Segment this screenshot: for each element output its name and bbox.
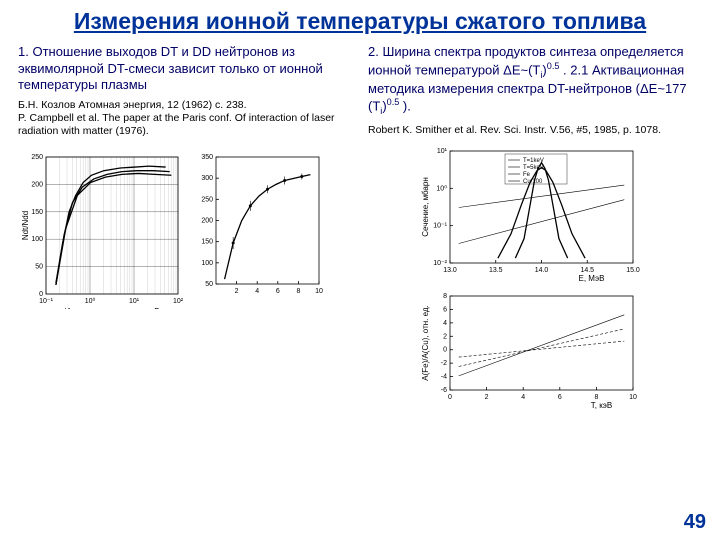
svg-text:T, кэВ: T, кэВ: [591, 401, 612, 410]
left-chart-1: 0 50 100 150 200 250 10⁻¹ 10⁰ 10¹ 10² Ndt/Ndd Ионна…: [18, 149, 188, 309]
svg-text:6: 6: [276, 288, 280, 295]
left-chart-2: 50 100 150 200 250 300 350 2 4 6 8 10: [194, 149, 329, 309]
svg-text:150: 150: [31, 208, 43, 215]
svg-text:10⁻²: 10⁻²: [433, 260, 447, 267]
svg-text:0: 0: [448, 394, 452, 401]
right-ref: Robert K. Smither et al. Rev. Sci. Instr…: [368, 124, 702, 137]
svg-text:15.0: 15.0: [626, 267, 640, 274]
svg-text:4: 4: [521, 394, 525, 401]
svg-text:0: 0: [443, 346, 447, 353]
svg-text:350: 350: [201, 154, 213, 161]
svg-text:Сечение, мбарн: Сечение, мбарн: [421, 177, 430, 236]
svg-text:10¹: 10¹: [437, 148, 448, 155]
svg-text:300: 300: [201, 175, 213, 182]
svg-text:E, МэВ: E, МэВ: [579, 274, 605, 283]
svg-text:250: 250: [201, 196, 213, 203]
svg-text:Ndt/Ndd: Ndt/Ndd: [21, 210, 30, 239]
svg-text:T=1keV: T=1keV: [523, 158, 544, 164]
svg-text:4: 4: [443, 319, 447, 326]
svg-text:100: 100: [201, 259, 213, 266]
svg-text:A(Fe)/A(Cu), отн. ед.: A(Fe)/A(Cu), отн. ед.: [421, 305, 430, 381]
page-number: 49: [684, 511, 706, 534]
svg-text:10¹: 10¹: [129, 298, 140, 305]
svg-text:8: 8: [443, 293, 447, 300]
svg-text:10⁻¹: 10⁻¹: [39, 298, 53, 305]
svg-text:Fe: Fe: [523, 172, 531, 178]
svg-text:10²: 10²: [173, 298, 184, 305]
right-column: 2. Ширина спектра продуктов синтеза опре…: [368, 44, 702, 411]
svg-text:13.5: 13.5: [489, 267, 503, 274]
svg-text:14.0: 14.0: [535, 267, 549, 274]
left-column: 1. Отношение выходов DT и DD нейтронов и…: [18, 44, 352, 411]
svg-text:50: 50: [35, 263, 43, 270]
svg-text:2: 2: [485, 394, 489, 401]
svg-text:10⁰: 10⁰: [85, 297, 96, 305]
svg-text:10: 10: [315, 288, 323, 295]
svg-text:8: 8: [296, 288, 300, 295]
svg-text:200: 200: [201, 217, 213, 224]
right-chart-bottom: -6 -4 -2 0 2 4 6 8 0 2 4 6 8 10 A(Fe)/A(Cu), отн. ед. T…: [418, 292, 658, 412]
svg-text:10: 10: [629, 394, 637, 401]
svg-text:100: 100: [31, 236, 43, 243]
svg-text:T=5keV: T=5keV: [523, 165, 544, 171]
left-subtitle: 1. Отношение выходов DT и DD нейтронов и…: [18, 44, 352, 93]
svg-text:-6: -6: [441, 387, 447, 394]
left-ref2: P. Campbell et al. The paper at the Pari…: [18, 112, 352, 138]
svg-text:Cu/100: Cu/100: [523, 179, 543, 185]
svg-text:6: 6: [443, 306, 447, 313]
svg-text:2: 2: [235, 288, 239, 295]
svg-text:14.5: 14.5: [580, 267, 594, 274]
svg-text:Ионная температура, кэВ: Ионная температура, кэВ: [64, 307, 159, 309]
page-title: Измерения ионной температуры сжатого топ…: [0, 0, 720, 44]
svg-text:200: 200: [31, 181, 43, 188]
svg-text:10⁰: 10⁰: [436, 184, 447, 192]
right-subtitle: 2. Ширина спектра продуктов синтеза опре…: [368, 44, 702, 117]
svg-text:50: 50: [205, 281, 213, 288]
right-chart-top: 10⁻² 10⁻¹ 10⁰ 10¹ 13.0 13.5 14.0 14.5 15.0 Сечени…: [418, 145, 658, 290]
svg-text:250: 250: [31, 154, 43, 161]
svg-text:0: 0: [39, 291, 43, 298]
svg-text:10⁻¹: 10⁻¹: [433, 222, 447, 229]
svg-text:8: 8: [594, 394, 598, 401]
svg-text:2: 2: [443, 333, 447, 340]
svg-text:-2: -2: [441, 360, 447, 367]
svg-text:-4: -4: [441, 373, 447, 380]
svg-text:13.0: 13.0: [443, 267, 457, 274]
svg-text:6: 6: [558, 394, 562, 401]
svg-text:150: 150: [201, 238, 213, 245]
svg-text:4: 4: [255, 288, 259, 295]
left-ref1: Б.Н. Козлов Атомная энергия, 12 (1962) с…: [18, 99, 352, 112]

Problem statement: Recast the lines of data above, from the line with "svg-text:T, кэВ: T, кэВ: [591, 401, 612, 410]" through the line with "svg-text:10¹: 10¹: [437, 148, 448, 155]", both included, as a numbered list with any blank lines left out.

Response to the task:
1. svg-text:T, кэВ: T, кэВ: [591, 401, 612, 410]
2. left-chart-1: 0 50 100 150 200 250 10⁻¹ 10⁰ 10¹ 10² Ndt/Ndd Ионна…: [18, 149, 188, 309]
3. svg-text:6: 6: [276, 288, 280, 295]
4. left-chart-2: 50 100 150 200 250 300 350 2 4 6 8 10: [194, 149, 329, 309]
5. svg-text:150: 150: [31, 208, 43, 215]
6. svg-text:10⁻²: 10⁻²: [433, 260, 447, 267]
7. svg-text:0: 0: [448, 394, 452, 401]
8. right-ref: Robert K. Smither et al. Rev. Sci. Instr…: [368, 124, 702, 137]
9. svg-text:15.0: 15.0: [626, 267, 640, 274]
10. svg-text:4: 4: [521, 394, 525, 401]
11. svg-text:0: 0: [443, 346, 447, 353]
12. svg-text:350: 350: [201, 154, 213, 161]
13. svg-text:Сечение, мбарн: Сечение, мбарн: [421, 177, 430, 236]
14. svg-text:10¹: 10¹: [437, 148, 448, 155]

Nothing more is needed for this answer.